저장된 데이터 항목
******
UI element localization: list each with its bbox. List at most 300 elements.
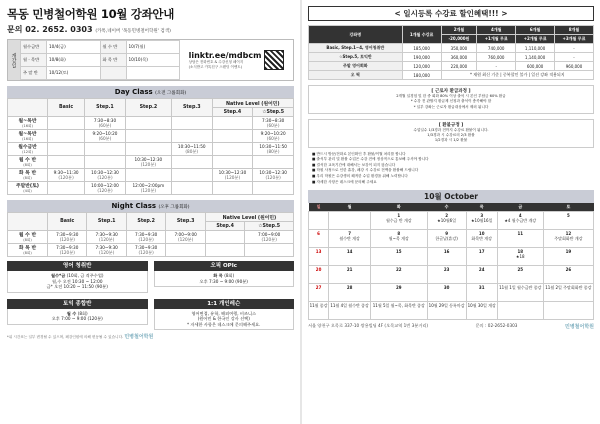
day-number: 24	[478, 266, 485, 272]
price-header: 6개월	[516, 26, 555, 35]
info-key: 주 말 반	[21, 67, 47, 80]
price-cell: -	[555, 44, 594, 53]
time-text: 10:30~12:30	[91, 169, 119, 175]
calendar-title: 10월 October	[308, 190, 594, 203]
day-label: 주말반(토)	[16, 184, 39, 189]
promo-box[interactable]	[180, 40, 293, 80]
calendar-week	[309, 229, 594, 247]
day-number: 19	[565, 248, 572, 254]
schedule-cell	[253, 182, 294, 195]
schedule-cell	[171, 169, 212, 182]
duration-text: (120분)	[97, 187, 113, 193]
info-key: 화 목 반	[100, 54, 126, 67]
notice-bullets	[308, 152, 594, 186]
day-label: 월 수 반	[18, 158, 37, 163]
day-event: 주말회화반 개강	[554, 235, 583, 241]
calendar-day	[466, 301, 497, 319]
schedule-day	[8, 231, 48, 244]
block-time: 오후 7:30 ~ 9:00	[199, 278, 234, 284]
promo-text	[189, 51, 262, 70]
time-text: 9:20~10:20	[260, 130, 286, 136]
day-number: 21	[346, 266, 353, 272]
time-text: 7:30~9:30	[56, 231, 79, 237]
footer-phone: 문의 : 02-2652-0303	[475, 322, 518, 328]
duration-text: (120분)	[177, 236, 194, 242]
calendar-day	[371, 265, 427, 283]
schedule-cell	[125, 182, 171, 195]
day-event: ★10월6일	[437, 217, 457, 223]
calendar-day	[543, 283, 593, 301]
time-text: 12:00~2:00pm	[132, 182, 165, 188]
calendar-day	[466, 283, 497, 301]
weekday-header: 토	[543, 203, 593, 211]
time-text: 7:30~8:30	[93, 117, 117, 123]
price-cell: 1,110,000	[516, 44, 555, 53]
calendar-day	[371, 247, 427, 265]
schedule-cell	[212, 182, 253, 195]
weekday-header: 금	[497, 203, 543, 211]
english-listening-block	[7, 261, 148, 293]
block-body	[7, 271, 148, 293]
info-key: 월 수 반	[100, 41, 126, 54]
schedule-cell	[48, 156, 85, 169]
schedule-cell	[171, 182, 212, 195]
time-text: 7:30~9:30	[95, 231, 118, 237]
price-cell: -	[555, 53, 594, 62]
calendar-day	[427, 211, 466, 229]
schedule-cell	[85, 169, 126, 182]
contact-phone: 문의 02. 2652. 0303	[7, 25, 93, 34]
notice-line: 2개월 일경험 및 한 중 회화 80% 이상 출석 시 본인 부담금 60% 환급	[396, 94, 506, 99]
schedule-header: Step.4	[212, 108, 253, 117]
bullet-text: 결석한 교육기간에 대해서는 보강이 되지 않습니다	[316, 162, 396, 167]
schedule-cell	[85, 117, 126, 130]
duration-text: (60분)	[266, 122, 280, 128]
night-class-title: Night Class	[111, 202, 157, 210]
night-class-table	[7, 212, 294, 257]
day-class-header	[7, 86, 294, 98]
calendar-day	[329, 301, 371, 319]
calendar-day	[371, 301, 427, 319]
calendar-day	[427, 265, 466, 283]
calendar-week	[309, 247, 594, 265]
bullet-item: ■ 반드시 방문/전화로 본인확인 후 환불/이월 처리를 합니다	[312, 151, 406, 156]
info-value: 10/7(월)	[126, 41, 180, 54]
block-title: 토익 종합반	[7, 299, 148, 309]
time-text: 7:30~8:30	[261, 117, 285, 123]
schedule-cell	[212, 117, 253, 130]
block-day-sub: (8회)	[77, 310, 88, 316]
notice-heading: [ 근로자 환급과정 ]	[431, 89, 471, 94]
price-cell: 960,000	[555, 62, 594, 71]
day-count: (8회)	[23, 238, 32, 242]
toeic-block	[7, 299, 148, 331]
day-number: 14	[346, 248, 353, 254]
left-footnote	[7, 333, 294, 340]
schedule-cell	[212, 156, 253, 169]
day-number: 23	[443, 266, 450, 272]
day-number: 2	[445, 212, 449, 218]
schedule-header: ☆Step.5	[245, 222, 294, 231]
calendar-day	[309, 301, 329, 319]
schedule-cell	[85, 182, 126, 195]
block-day-sub: (10회, 금 격주수업)	[66, 273, 104, 278]
academy-logo: 민병철어학원	[124, 334, 154, 340]
promo-line: 상담은 전화번호 & 수강신청 페이지	[188, 59, 244, 64]
day-event: 한글날(휴강)	[435, 235, 458, 241]
schedule-cell	[125, 117, 171, 130]
price-cell: 740,000	[477, 44, 516, 53]
block-body	[154, 309, 295, 331]
promo-url[interactable]: linktr.ee/mdbcm	[188, 50, 262, 60]
day-count: (4회)	[23, 189, 32, 193]
contact-line	[7, 24, 294, 35]
time-text: 10:30~11:50	[177, 143, 206, 149]
schedule-cell	[87, 244, 126, 257]
day-number: 27	[315, 284, 322, 290]
schedule-cell	[212, 169, 253, 182]
day-number: 8	[397, 230, 401, 236]
calendar-day	[497, 265, 543, 283]
block-title: 오픽 OPIc	[154, 261, 295, 271]
schedule-header	[8, 99, 48, 117]
day-label: 월~목반	[18, 119, 37, 124]
day-number: 20	[315, 266, 322, 272]
calendar-table	[308, 203, 594, 320]
schedule-header: Step.4	[205, 222, 245, 231]
info-key	[100, 67, 126, 80]
time-text: 9:20~10:20	[92, 130, 118, 136]
day-count: (8회)	[23, 251, 32, 255]
calendar-day	[329, 283, 371, 301]
table-row	[8, 156, 294, 169]
calendar-day	[309, 265, 329, 283]
notice-line: 1/2경과 시 1/2 환불	[434, 138, 468, 143]
table-row	[8, 182, 294, 195]
notice-line: 수업일수 1/3경과 전까지 수강료 환불이 됩니다.	[413, 128, 489, 133]
info-value: 10/8(화)	[47, 54, 101, 67]
schedule-cell	[205, 231, 245, 244]
calendar-week	[309, 301, 594, 319]
private-lesson-block	[154, 299, 295, 331]
day-number: 22	[396, 266, 402, 272]
duration-text: (120분)	[59, 249, 75, 255]
info-value: 10/12(토)	[47, 67, 101, 80]
calendar-day	[371, 211, 427, 229]
block-body	[7, 309, 148, 325]
price-course: 주말 영어회화	[309, 62, 403, 71]
day-number: 18	[517, 248, 524, 254]
day-number: 13	[315, 248, 322, 254]
duration-text: (80분)	[266, 148, 280, 154]
bullet-text: 출석부 관리 및 환불 수업은 수강 전에 정상적으로 통보해 주셔야 합니다	[316, 157, 429, 162]
day-number: 5	[566, 212, 570, 218]
calendar-day	[497, 229, 543, 247]
schedule-header: Basic	[48, 213, 87, 231]
info-value: 10/4(금)	[47, 41, 101, 54]
duration-text: (120분)	[97, 174, 113, 180]
schedule-cell	[48, 143, 85, 156]
day-number: 29	[396, 284, 402, 290]
duration-text: (120분)	[140, 187, 157, 193]
day-number: 6	[317, 230, 320, 236]
day-event: 11월 2일 주말회화반 종강	[545, 284, 592, 290]
block-day: 화 목	[213, 273, 223, 278]
schedule-day	[8, 130, 48, 143]
schedule-cell	[253, 169, 294, 182]
price-cell: 350,000	[441, 44, 477, 53]
day-event: 월수반 개강	[339, 235, 360, 241]
duration-text: (60분)	[266, 135, 280, 141]
price-subheader: +1개월 무료	[477, 35, 516, 44]
schedule-header: Basic	[48, 99, 85, 117]
schedule-cell	[253, 143, 294, 156]
price-header: 8개월	[555, 26, 594, 35]
price-cell: 760,000	[477, 53, 516, 62]
schedule-cell	[48, 117, 85, 130]
block-title: 영어 청취반	[7, 261, 148, 271]
price-header: 강좌명	[309, 26, 403, 44]
schedule-cell	[48, 169, 85, 182]
day-event: 11월 1일 월수금반 종강	[499, 284, 542, 290]
schedule-day	[8, 117, 48, 130]
weekday-header: 월	[329, 203, 371, 211]
price-course: ☆Step.5, 토익반	[309, 53, 403, 62]
calendar-day	[466, 265, 497, 283]
schedule-cell	[87, 231, 126, 244]
day-number: 4	[518, 212, 522, 218]
calendar-day	[427, 301, 466, 319]
block-duration: (120분)	[87, 316, 103, 321]
block-day: 월 수	[66, 310, 77, 316]
schedule-cell	[253, 130, 294, 143]
calendar-day	[543, 247, 593, 265]
info-key: 월수금반	[21, 41, 47, 54]
start-date-box	[7, 39, 294, 81]
price-subheader: -20,000원	[441, 35, 477, 44]
time-text: 7:00~9:00	[174, 231, 197, 237]
price-cell: 120,000	[402, 62, 441, 71]
bullet-text: 학원 사정으로 인한 휴강, 폐강 시 수강료 전액을 환불해 드립니다	[316, 168, 419, 173]
day-event: ★10월16일	[470, 217, 493, 223]
schedule-header: Step.1	[87, 213, 126, 231]
day-number: 17	[478, 248, 485, 254]
calendar-day	[497, 211, 543, 229]
duration-text: (120분)	[99, 236, 115, 242]
schedule-header: Step.1	[85, 99, 126, 117]
discount-title: < 일시등록 수강료 할인혜택!!! >	[308, 6, 594, 21]
notice-line: * 수강 전 관할지 환급제 신청과 출석이 충족해야 함	[410, 99, 492, 104]
price-course: 오 픽	[309, 71, 403, 80]
price-cell: 220,000	[441, 62, 477, 71]
calendar-day	[466, 229, 497, 247]
calendar-day	[329, 265, 371, 283]
duration-text: (120분)	[138, 236, 154, 242]
notice-line: * 일부 강좌는 근로자 환급대상에서 제외 됩니다	[413, 104, 489, 109]
table-row	[8, 130, 294, 143]
day-event: ★18	[515, 253, 525, 259]
day-event: 월~목 개강	[388, 235, 409, 241]
weekday-header: 화	[371, 203, 427, 211]
calendar-day	[497, 247, 543, 265]
calendar-day	[371, 229, 427, 247]
schedule-cell	[126, 244, 165, 257]
schedule-header: Step.2	[125, 99, 171, 117]
calendar-day	[466, 211, 497, 229]
block-day: 월수*금	[50, 273, 66, 278]
calendar-week	[309, 283, 594, 301]
promo-line: (소식받고 카톡친구 스탠딩 이벤트)	[188, 64, 242, 69]
block-duration: (90분)	[95, 284, 108, 289]
calendar-day	[497, 301, 543, 319]
bullet-item: ■ 우리 학원은 수강생의 쾌적한 수업 환경을 위해 노력합니다	[312, 174, 408, 178]
info-value: 10/10(목)	[126, 54, 180, 67]
day-number: 25	[517, 266, 524, 272]
price-subheader: +2개월 무료	[516, 35, 555, 44]
price-cell: 185,000	[402, 44, 441, 53]
price-cell: 360,000	[441, 53, 477, 62]
calendar-day	[466, 247, 497, 265]
day-event: 11월 5일 월~목, 화목반 종강	[372, 302, 425, 308]
special-courses	[7, 261, 294, 330]
weekday-header: 수	[427, 203, 466, 211]
price-course: Basic, Step.1~4, 영어청취반	[309, 44, 403, 53]
day-number: 11	[517, 230, 524, 236]
day-number: 26	[565, 266, 572, 272]
schedule-cell	[205, 244, 245, 257]
price-note: * 재원 최신 기준 | 중복할인 불가 | 일선 강좌 적용되지	[441, 71, 593, 80]
day-event: 11월 4일 월수반 종강	[330, 302, 369, 308]
day-label: 월 수 반	[18, 233, 37, 238]
refund-policy	[308, 119, 594, 148]
block-body	[154, 271, 295, 287]
price-header: 2개월	[441, 26, 477, 35]
calendar-week	[309, 211, 594, 229]
duration-text: (120분)	[59, 236, 75, 242]
schedule-cell	[171, 130, 212, 143]
schedule-cell	[245, 231, 294, 244]
calendar-day	[329, 211, 371, 229]
day-class-table	[7, 98, 294, 195]
weekday-header: 목	[466, 203, 497, 211]
night-class-header	[7, 200, 294, 212]
right-page	[302, 0, 600, 424]
calendar-day	[543, 265, 593, 283]
start-date-table	[20, 40, 180, 80]
calendar-day	[427, 283, 466, 301]
schedule-cell	[166, 244, 205, 257]
block-time: 월,수 오전 10:30 ~ 12:00	[52, 278, 103, 284]
calendar-week	[309, 265, 594, 283]
day-number: 28	[346, 284, 353, 290]
day-class-subtitle: (오전 그룹회화)	[155, 91, 187, 96]
time-text: 7:30~9:30	[135, 244, 158, 250]
duration-text: (120분)	[138, 249, 154, 255]
day-count: (8회)	[23, 163, 32, 167]
price-cell: 190,000	[402, 53, 441, 62]
price-header: 1개월 수강료	[402, 26, 441, 44]
schedule-day	[8, 156, 48, 169]
duration-text: (120분)	[261, 236, 277, 242]
bullet-item: ■ 결석한 교육기간에 대해서는 보강이 되지 않습니다	[312, 162, 396, 167]
table-row	[8, 169, 294, 182]
block-time: 금* 오전 10:20 ~ 11:50	[46, 284, 94, 289]
bullet-text: 우리 학원은 수강생의 쾌적한 수업 환경을 위해 노력합니다	[316, 174, 408, 178]
day-event: 10월 29일 등록마감	[428, 302, 465, 308]
schedule-day	[8, 182, 48, 195]
schedule-header	[8, 213, 48, 231]
block-day-sub: (8회)	[224, 273, 235, 278]
table-row	[8, 143, 294, 156]
day-number: 16	[443, 248, 450, 254]
day-label: 월~목반	[18, 132, 37, 137]
schedule-header: Step.3	[171, 99, 212, 117]
table-row	[8, 117, 294, 130]
time-text: 7:00~9:00	[258, 231, 281, 237]
info-key: 월 · 목반	[21, 54, 47, 67]
time-text: 7:30~9:30	[135, 231, 158, 237]
schedule-header: Native Level (원어민)	[212, 99, 293, 108]
price-subheader: +3개월 무료	[555, 35, 594, 44]
qr-code-icon[interactable]	[264, 50, 284, 70]
calendar-day	[543, 211, 593, 229]
time-text: 10:30~12:30	[218, 169, 247, 175]
price-table	[308, 25, 594, 80]
info-value	[126, 67, 180, 80]
day-number: 30	[443, 284, 450, 290]
schedule-cell	[85, 130, 126, 143]
footer-logo: 민병철어학원	[565, 323, 594, 330]
schedule-cell	[245, 244, 294, 257]
schedule-cell	[48, 130, 85, 143]
schedule-cell	[48, 244, 87, 257]
price-header: 4개월	[477, 26, 516, 35]
day-class-title: Day Class	[114, 88, 153, 96]
bullet-item: ■ 출석부 관리 및 환불 수업은 수강 전에 정상적으로 통보해 주셔야 합니다	[312, 157, 429, 162]
price-cell: 180,000	[402, 71, 441, 80]
schedule-day	[8, 169, 48, 182]
refund-notice	[308, 85, 594, 114]
time-text: 7:30~9:30	[56, 244, 79, 250]
schedule-cell	[166, 231, 205, 244]
day-event: 10월 30일 개강	[467, 302, 496, 308]
duration-text: (120분)	[265, 174, 281, 180]
day-number: 15	[396, 248, 402, 254]
schedule-cell	[48, 231, 87, 244]
calendar-day	[309, 247, 329, 265]
weekday-header: 일	[309, 203, 329, 211]
day-event: 월수금 반 개강	[385, 217, 412, 223]
schedule-header: ☆Step.5	[253, 108, 294, 117]
calendar-day	[543, 301, 593, 319]
bullet-text: 반드시 방문/전화로 본인확인 후 환불/이월 처리를 합니다	[316, 151, 406, 156]
time-text: 10:30~12:30	[134, 156, 163, 162]
day-number: 7	[348, 230, 352, 236]
block-line: (원어민 & 한국인 강사 선택)	[197, 316, 250, 321]
schedule-cell	[125, 169, 171, 182]
schedule-cell	[85, 143, 126, 156]
day-label: 월수금반	[18, 145, 37, 150]
bullet-item: ■ 자세한 사항은 데스크에 문의해 주세요	[312, 179, 377, 184]
schedule-cell	[212, 130, 253, 143]
day-number: 31	[478, 284, 485, 290]
block-line: 영어면접, 유학, 해외여행, 비즈니스	[191, 310, 257, 316]
time-text: 7:30~9:30	[95, 244, 118, 250]
day-number: 10	[478, 230, 485, 236]
table-row	[8, 231, 294, 244]
time-text: 10:30~11:50	[259, 143, 287, 149]
duration-text: (80분)	[185, 148, 199, 154]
******
과제 목표 » 위 항목에서 "266, 485, 272]" 값이 있는 줄부터 "184, 39, 189]" 값이 있는 줄까지만 수정해 주세요. "calendar-title" 자리에 "calendar-heading" 표기를 넣고 나머지는 모두 그대로 두어 다시 적습니다.

정답 »
day-number: 24	[478, 266, 485, 272]
price-header: 6개월	[516, 26, 555, 35]
info-key: 주 말 반	[21, 67, 47, 80]
price-cell: -	[555, 44, 594, 53]
time-text: 10:30~12:30	[91, 169, 119, 175]
calendar-heading: 10월 October	[308, 190, 594, 203]
day-label: 주말반(토)	[16, 184, 39, 189]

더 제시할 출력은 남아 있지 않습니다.